■ **WHAT IS BEING ASKED**
From the listing below, select every line where the word "said" appears.

■ **MATERIAL SHOWN**

# # # #

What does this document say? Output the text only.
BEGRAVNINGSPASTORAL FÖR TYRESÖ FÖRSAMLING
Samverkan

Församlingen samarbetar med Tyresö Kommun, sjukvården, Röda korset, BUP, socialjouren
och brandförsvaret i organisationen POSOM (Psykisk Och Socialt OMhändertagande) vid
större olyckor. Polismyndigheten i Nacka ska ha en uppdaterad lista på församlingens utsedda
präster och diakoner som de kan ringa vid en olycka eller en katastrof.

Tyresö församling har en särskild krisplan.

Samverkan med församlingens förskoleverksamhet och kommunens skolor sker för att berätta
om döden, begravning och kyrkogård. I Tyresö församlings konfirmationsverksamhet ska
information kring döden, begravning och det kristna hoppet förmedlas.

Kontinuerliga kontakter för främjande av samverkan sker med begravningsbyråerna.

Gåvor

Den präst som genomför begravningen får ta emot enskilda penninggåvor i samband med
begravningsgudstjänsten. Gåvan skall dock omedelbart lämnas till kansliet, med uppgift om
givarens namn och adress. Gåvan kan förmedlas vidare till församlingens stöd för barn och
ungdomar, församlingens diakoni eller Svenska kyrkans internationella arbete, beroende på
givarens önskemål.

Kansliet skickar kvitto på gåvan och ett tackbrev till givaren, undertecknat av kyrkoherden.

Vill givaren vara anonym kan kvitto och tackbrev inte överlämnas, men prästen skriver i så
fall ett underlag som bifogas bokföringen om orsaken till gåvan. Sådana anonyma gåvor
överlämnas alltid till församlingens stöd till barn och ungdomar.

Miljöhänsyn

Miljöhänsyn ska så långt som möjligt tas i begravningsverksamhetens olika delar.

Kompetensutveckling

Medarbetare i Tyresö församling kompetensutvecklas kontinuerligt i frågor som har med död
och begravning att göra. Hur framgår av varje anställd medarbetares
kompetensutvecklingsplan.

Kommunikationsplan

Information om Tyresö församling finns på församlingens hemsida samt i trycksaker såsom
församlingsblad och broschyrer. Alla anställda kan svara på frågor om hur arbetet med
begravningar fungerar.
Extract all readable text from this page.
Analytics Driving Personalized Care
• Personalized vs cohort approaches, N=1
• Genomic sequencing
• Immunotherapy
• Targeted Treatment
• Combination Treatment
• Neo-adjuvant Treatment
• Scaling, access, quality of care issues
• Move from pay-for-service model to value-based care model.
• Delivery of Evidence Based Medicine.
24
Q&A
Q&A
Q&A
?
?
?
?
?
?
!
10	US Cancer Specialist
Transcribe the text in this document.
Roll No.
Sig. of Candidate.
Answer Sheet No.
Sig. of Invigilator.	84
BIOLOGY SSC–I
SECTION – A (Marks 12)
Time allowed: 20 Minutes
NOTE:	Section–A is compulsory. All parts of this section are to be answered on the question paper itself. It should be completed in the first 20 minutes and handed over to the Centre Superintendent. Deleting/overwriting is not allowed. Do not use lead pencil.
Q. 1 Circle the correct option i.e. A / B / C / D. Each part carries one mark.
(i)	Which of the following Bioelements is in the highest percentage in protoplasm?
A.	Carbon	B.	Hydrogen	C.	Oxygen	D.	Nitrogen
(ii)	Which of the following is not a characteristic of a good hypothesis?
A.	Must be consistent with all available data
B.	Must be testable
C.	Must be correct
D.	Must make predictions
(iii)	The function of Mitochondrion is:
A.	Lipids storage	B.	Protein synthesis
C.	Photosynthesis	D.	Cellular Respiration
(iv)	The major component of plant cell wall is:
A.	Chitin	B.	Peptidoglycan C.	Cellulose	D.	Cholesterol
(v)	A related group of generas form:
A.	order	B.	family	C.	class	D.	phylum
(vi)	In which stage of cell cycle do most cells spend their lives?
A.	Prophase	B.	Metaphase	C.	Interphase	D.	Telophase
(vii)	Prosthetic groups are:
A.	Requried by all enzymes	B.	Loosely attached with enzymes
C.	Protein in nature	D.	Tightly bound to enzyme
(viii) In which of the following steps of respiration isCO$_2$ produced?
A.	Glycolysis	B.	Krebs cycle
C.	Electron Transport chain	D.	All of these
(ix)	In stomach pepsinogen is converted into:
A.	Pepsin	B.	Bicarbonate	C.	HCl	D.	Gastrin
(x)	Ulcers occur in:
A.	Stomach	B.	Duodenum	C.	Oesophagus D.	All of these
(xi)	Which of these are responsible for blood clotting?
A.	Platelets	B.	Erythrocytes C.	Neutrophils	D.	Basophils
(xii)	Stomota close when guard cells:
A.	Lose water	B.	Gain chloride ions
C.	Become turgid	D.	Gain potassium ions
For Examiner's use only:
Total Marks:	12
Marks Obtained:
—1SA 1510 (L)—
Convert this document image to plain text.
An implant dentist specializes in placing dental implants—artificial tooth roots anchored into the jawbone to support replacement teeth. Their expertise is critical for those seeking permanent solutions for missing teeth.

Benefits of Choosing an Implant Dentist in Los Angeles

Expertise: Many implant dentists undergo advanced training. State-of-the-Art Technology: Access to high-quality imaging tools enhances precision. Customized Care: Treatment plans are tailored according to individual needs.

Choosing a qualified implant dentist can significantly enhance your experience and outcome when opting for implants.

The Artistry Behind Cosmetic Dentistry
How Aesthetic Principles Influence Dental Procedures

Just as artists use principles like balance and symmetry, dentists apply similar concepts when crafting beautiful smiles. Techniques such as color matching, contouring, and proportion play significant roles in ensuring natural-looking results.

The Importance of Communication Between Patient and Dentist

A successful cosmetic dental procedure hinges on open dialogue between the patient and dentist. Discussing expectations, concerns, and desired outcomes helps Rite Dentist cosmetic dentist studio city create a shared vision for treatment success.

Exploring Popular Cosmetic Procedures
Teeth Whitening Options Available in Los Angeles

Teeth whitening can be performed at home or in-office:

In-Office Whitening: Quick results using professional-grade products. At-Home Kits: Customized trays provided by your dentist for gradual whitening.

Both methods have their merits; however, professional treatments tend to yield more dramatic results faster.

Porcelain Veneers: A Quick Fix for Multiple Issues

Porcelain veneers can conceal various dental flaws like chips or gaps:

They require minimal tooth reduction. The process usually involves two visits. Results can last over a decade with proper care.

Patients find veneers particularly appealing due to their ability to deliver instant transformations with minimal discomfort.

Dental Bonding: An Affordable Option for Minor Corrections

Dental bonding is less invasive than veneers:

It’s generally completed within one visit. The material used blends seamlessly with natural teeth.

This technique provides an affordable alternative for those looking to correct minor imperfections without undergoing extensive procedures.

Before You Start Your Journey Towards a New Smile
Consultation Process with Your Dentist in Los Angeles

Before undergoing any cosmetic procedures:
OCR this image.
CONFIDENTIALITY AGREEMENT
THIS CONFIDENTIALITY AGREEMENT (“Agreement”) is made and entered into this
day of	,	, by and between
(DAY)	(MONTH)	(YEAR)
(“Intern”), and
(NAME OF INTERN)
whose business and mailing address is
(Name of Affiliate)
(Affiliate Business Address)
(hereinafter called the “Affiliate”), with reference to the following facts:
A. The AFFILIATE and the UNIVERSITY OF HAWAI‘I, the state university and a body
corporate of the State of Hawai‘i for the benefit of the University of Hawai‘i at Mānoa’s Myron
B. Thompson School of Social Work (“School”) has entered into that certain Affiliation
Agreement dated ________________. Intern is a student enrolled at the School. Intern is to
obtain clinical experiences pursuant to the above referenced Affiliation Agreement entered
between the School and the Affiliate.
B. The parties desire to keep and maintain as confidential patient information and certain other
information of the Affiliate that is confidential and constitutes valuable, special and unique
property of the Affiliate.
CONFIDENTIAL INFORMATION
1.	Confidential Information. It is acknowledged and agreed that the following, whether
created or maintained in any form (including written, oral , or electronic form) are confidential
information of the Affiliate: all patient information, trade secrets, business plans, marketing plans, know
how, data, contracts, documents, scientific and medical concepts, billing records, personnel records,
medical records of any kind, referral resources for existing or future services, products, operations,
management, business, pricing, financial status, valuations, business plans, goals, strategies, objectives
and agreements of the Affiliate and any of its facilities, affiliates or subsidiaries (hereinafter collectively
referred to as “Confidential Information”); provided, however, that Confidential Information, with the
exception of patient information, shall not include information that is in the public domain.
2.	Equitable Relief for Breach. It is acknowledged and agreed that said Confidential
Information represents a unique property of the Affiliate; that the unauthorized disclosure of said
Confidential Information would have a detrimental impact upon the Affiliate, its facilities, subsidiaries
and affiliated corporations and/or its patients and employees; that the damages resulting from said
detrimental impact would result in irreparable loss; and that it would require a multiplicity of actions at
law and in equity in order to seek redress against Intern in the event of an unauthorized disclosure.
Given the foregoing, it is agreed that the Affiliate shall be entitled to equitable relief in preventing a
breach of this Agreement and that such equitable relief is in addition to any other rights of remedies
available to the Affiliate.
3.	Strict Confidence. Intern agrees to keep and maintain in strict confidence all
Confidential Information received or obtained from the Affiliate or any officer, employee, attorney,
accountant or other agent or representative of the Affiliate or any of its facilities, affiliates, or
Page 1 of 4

# # # #

■ **WRITTEN SOLUTION**
2.	Equitable Relief for Breach. It is acknowledged and agreed that said Confidential
Information represents a unique property of the Affiliate; that the unauthorized disclosure of said
and affiliated corporations and/or its patients and employees; that the damages resulting from said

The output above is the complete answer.